** START DATA SUPPLIED **
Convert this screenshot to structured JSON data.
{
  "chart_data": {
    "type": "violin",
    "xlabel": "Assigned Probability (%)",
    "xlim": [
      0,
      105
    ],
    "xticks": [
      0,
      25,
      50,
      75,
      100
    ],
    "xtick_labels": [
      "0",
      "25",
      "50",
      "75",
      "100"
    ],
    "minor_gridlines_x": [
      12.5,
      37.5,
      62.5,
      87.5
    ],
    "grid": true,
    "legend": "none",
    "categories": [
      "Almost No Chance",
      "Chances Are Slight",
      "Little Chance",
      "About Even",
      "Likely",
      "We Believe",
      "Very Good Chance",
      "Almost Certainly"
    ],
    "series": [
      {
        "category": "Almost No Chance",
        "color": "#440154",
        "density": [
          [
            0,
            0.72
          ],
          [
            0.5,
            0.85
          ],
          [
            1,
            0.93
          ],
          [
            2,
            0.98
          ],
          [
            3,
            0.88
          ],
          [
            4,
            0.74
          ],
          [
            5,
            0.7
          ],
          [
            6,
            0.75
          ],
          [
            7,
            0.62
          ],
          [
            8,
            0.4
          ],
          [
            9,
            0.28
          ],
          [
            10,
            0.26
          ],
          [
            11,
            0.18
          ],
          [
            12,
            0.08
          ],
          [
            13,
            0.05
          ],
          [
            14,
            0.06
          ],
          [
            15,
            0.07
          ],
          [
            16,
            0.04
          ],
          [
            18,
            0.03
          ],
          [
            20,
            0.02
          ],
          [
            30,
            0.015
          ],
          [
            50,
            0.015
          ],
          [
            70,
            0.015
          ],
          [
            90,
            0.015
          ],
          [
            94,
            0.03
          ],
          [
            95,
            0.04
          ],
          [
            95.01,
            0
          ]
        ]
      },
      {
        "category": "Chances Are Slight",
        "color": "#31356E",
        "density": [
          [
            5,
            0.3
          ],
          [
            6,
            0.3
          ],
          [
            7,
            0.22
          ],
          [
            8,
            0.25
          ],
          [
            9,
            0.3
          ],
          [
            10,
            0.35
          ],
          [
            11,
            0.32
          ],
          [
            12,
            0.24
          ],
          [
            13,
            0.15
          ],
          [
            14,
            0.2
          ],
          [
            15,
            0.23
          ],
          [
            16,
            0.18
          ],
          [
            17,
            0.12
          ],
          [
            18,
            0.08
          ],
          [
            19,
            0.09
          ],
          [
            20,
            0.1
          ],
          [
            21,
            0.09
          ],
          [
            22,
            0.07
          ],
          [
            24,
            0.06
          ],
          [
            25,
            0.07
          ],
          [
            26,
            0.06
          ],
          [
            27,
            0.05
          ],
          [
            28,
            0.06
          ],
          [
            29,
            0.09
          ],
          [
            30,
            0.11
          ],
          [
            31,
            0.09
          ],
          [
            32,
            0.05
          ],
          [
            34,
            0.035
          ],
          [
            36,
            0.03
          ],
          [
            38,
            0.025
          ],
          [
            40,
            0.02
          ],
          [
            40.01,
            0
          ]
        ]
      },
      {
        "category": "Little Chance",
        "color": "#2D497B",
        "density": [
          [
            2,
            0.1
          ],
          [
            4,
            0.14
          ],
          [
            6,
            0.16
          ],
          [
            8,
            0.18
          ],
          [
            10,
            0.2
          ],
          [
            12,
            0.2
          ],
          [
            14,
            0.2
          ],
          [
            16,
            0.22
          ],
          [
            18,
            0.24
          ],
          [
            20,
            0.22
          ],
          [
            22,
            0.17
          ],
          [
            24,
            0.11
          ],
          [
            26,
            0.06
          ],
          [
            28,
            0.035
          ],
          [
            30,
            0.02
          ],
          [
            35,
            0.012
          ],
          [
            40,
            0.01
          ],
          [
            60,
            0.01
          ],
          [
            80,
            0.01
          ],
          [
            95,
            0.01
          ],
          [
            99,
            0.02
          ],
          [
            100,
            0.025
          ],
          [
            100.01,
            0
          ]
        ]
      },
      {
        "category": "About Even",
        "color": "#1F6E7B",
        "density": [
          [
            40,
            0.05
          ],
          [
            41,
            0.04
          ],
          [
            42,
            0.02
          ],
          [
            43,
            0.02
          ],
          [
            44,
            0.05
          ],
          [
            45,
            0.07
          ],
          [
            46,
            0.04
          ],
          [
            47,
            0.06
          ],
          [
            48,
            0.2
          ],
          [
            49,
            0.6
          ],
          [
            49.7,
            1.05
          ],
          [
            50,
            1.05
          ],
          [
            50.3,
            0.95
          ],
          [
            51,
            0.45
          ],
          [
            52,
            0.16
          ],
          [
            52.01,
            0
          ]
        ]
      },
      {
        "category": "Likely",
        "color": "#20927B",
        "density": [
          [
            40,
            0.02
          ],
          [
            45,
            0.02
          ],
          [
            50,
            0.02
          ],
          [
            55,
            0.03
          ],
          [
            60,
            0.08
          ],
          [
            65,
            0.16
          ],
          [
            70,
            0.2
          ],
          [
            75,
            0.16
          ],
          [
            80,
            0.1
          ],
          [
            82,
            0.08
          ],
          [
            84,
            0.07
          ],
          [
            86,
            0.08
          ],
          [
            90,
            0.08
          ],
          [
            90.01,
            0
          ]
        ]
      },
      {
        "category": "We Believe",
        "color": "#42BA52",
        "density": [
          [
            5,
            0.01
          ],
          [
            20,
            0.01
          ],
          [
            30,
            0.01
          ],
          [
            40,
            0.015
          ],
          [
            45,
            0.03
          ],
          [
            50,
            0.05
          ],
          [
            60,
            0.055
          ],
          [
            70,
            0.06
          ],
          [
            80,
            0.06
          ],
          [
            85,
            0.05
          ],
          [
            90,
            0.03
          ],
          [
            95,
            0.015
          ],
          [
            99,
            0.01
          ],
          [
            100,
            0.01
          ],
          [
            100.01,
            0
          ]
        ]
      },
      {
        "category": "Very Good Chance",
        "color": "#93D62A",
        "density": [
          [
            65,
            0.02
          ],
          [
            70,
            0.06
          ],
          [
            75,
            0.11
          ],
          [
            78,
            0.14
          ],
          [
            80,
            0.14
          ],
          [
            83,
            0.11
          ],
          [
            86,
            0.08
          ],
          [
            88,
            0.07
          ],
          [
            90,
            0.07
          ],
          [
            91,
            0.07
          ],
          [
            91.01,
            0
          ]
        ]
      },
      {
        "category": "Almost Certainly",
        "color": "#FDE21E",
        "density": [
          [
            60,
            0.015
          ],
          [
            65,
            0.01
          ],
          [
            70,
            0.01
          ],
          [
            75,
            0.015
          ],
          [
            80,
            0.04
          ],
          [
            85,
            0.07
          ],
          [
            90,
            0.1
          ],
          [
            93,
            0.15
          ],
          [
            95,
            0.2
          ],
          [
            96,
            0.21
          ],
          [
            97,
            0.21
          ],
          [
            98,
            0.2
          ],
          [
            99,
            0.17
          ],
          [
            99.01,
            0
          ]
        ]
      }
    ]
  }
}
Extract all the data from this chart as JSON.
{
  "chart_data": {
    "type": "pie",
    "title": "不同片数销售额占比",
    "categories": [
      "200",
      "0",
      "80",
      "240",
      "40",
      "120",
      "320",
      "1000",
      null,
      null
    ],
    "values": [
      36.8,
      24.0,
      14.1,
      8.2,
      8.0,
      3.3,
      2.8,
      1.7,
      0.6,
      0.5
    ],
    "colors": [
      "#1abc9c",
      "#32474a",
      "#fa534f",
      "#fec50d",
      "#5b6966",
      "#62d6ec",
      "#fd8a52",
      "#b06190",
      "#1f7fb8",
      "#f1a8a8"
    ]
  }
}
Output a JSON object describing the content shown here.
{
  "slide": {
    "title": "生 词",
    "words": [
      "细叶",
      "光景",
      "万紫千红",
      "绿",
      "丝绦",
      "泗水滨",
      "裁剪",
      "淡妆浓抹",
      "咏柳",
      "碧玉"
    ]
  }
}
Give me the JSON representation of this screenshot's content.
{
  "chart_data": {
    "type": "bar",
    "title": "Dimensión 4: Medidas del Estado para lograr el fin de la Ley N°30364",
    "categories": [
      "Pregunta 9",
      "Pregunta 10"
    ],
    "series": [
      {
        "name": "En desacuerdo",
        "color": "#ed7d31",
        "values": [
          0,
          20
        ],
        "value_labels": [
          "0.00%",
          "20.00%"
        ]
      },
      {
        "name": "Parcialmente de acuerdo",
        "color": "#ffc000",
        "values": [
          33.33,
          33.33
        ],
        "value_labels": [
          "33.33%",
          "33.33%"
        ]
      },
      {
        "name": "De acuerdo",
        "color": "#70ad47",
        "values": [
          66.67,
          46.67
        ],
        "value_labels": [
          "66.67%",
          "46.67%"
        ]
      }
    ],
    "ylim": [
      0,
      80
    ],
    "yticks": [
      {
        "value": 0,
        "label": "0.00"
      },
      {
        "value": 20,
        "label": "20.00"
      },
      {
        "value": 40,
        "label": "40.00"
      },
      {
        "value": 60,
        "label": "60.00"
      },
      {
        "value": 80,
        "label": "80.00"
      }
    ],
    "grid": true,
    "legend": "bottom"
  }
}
** END DATA SUPPLIED **
SHORT PROBLEM:
Repeat exactly the lines starting at the line with "Give me the" and ending with the final line of the entries. Include nothing else.

FULL SOLUTION:
Give me the JSON representation of this screenshot's content.
{
  "chart_data": {
    "type": "bar",
    "title": "Dimensión 4: Medidas del Estado para lograr el fin de la Ley N°30364",
    "categories": [
      "Pregunta 9",
      "Pregunta 10"
    ],
    "series": [
      {
        "name": "En desacuerdo",
        "color": "#ed7d31",
        "values": [
          0,
          20
        ],
        "value_labels": [
          "0.00%",
          "20.00%"
        ]
      },
      {
        "name": "Parcialmente de acuerdo",
        "color": "#ffc000",
        "values": [
          33.33,
          33.33
        ],
        "value_labels": [
          "33.33%",
          "33.33%"
        ]
      },
      {
        "name": "De acuerdo",
        "color": "#70ad47",
        "values": [
          66.67,
          46.67
        ],
        "value_labels": [
          "66.67%",
          "46.67%"
        ]
      }
    ],
    "ylim": [
      0,
      80
    ],
    "yticks": [
      {
        "value": 0,
        "label": "0.00"
      },
      {
        "value": 20,
        "label": "20.00"
      },
      {
        "value": 40,
        "label": "40.00"
      },
      {
        "value": 60,
        "label": "60.00"
      },
      {
        "value": 80,
        "label": "80.00"
      }
    ],
    "grid": true,
    "legend": "bottom"
  }
}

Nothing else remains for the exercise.